**STATED EXERCISE**
Every line of the material is to be quoted verbatim, minus the pictures.

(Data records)
____

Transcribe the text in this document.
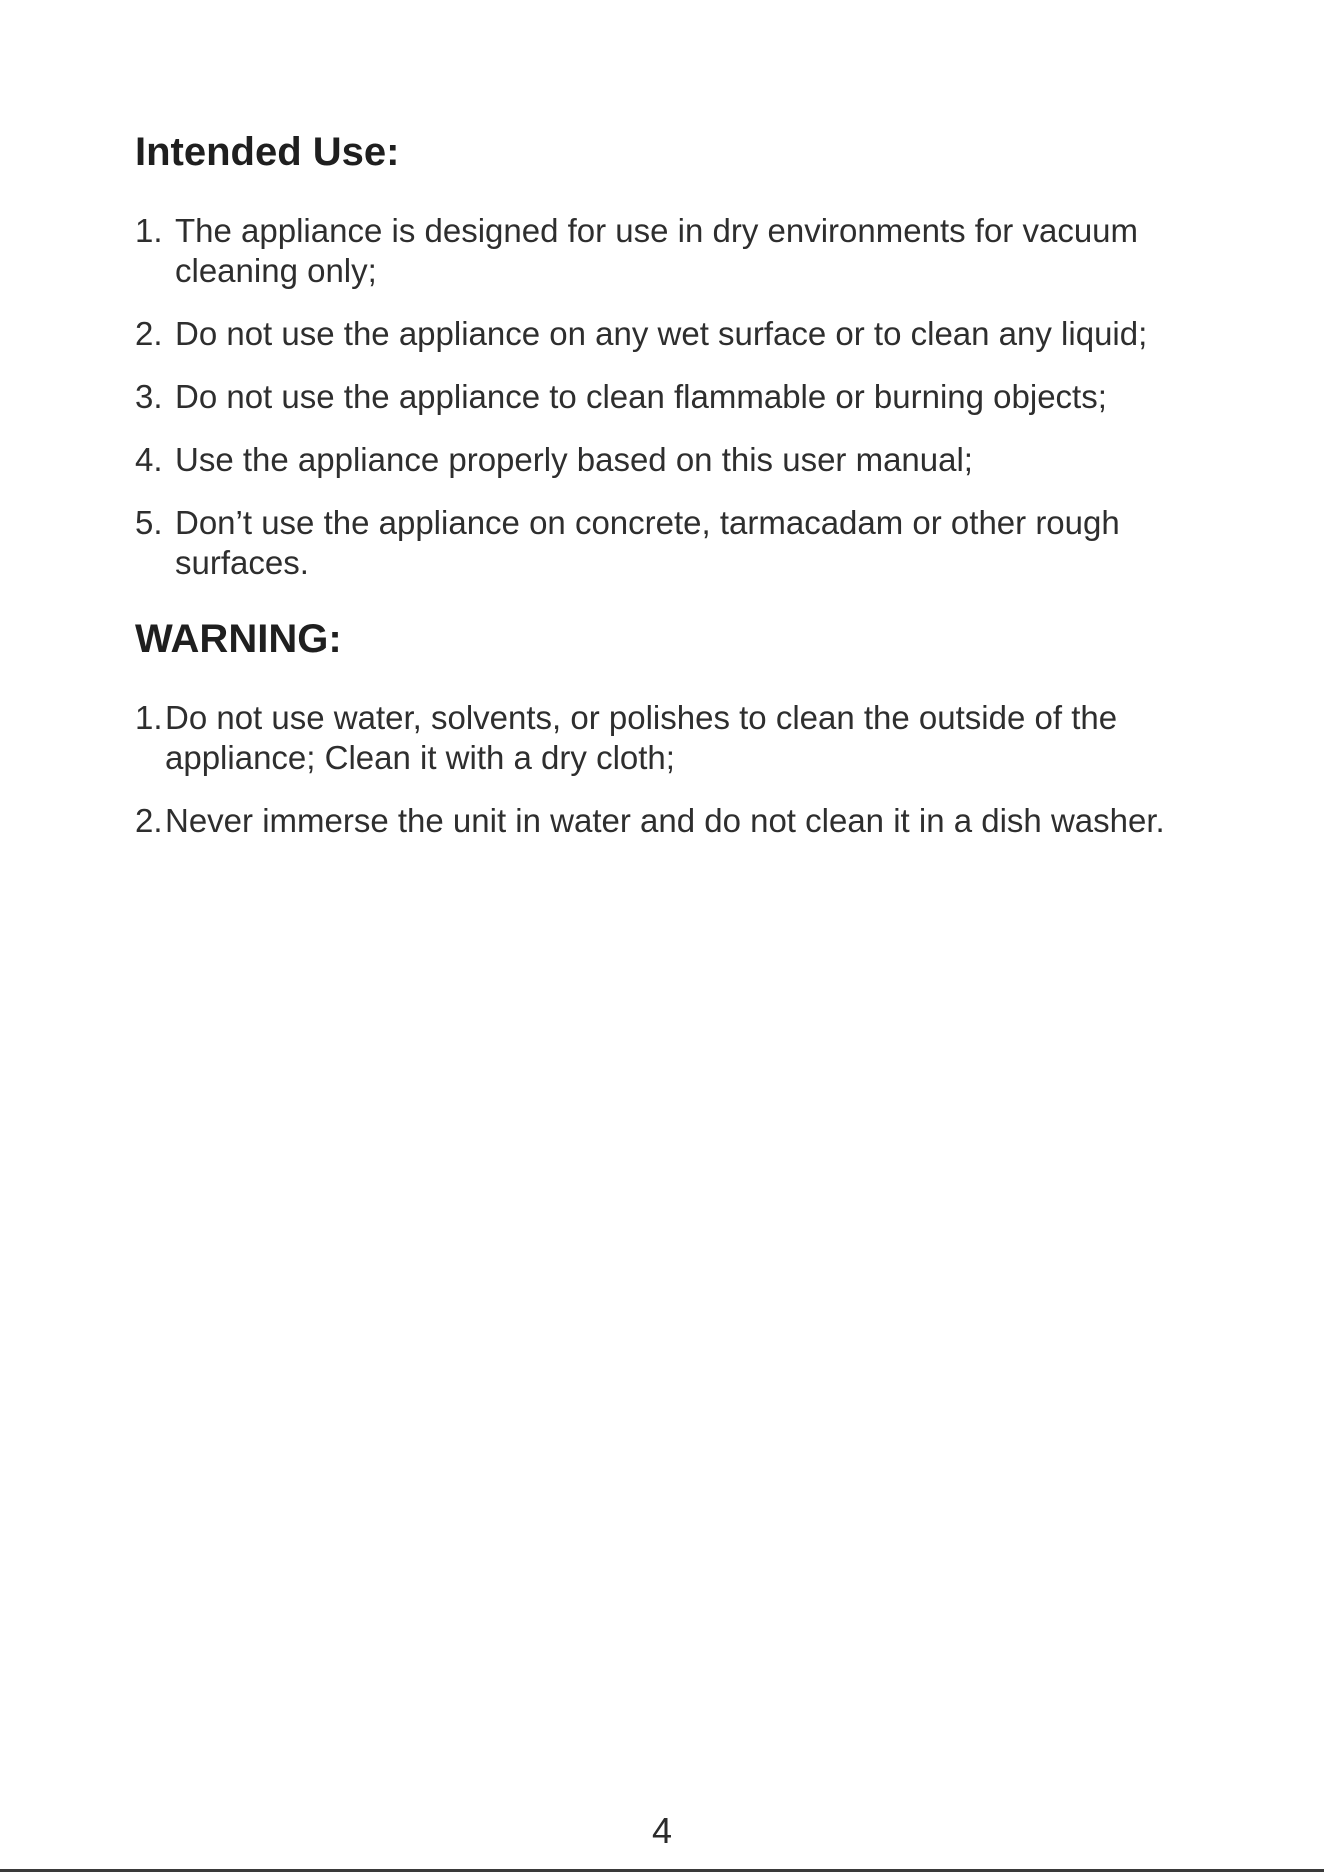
Intended Use:
1. The appliance is designed for use in dry environments for vacuum cleaning only;
2. Do not use the appliance on any wet surface or to clean any liquid;
3. Do not use the appliance to clean flammable or burning objects;
4. Use the appliance properly based on this user manual;
5. Don’t use the appliance on concrete, tarmacadam or other rough surfaces.
WARNING:
1. Do not use water, solvents, or polishes to clean the outside of the appliance; Clean it with a dry cloth;
2. Never immerse the unit in water and do not clean it in a dish washer.
4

____

**ANSWER TO THE TASK**
Transcribe the text in this document.
Intended Use:
1. The appliance is designed for use in dry environments for vacuum cleaning only;
2. Do not use the appliance on any wet surface or to clean any liquid;
3. Do not use the appliance to clean flammable or burning objects;
4. Use the appliance properly based on this user manual;
5. Don’t use the appliance on concrete, tarmacadam or other rough surfaces.
WARNING:
1. Do not use water, solvents, or polishes to clean the outside of the appliance; Clean it with a dry cloth;
2. Never immerse the unit in water and do not clean it in a dish washer.
4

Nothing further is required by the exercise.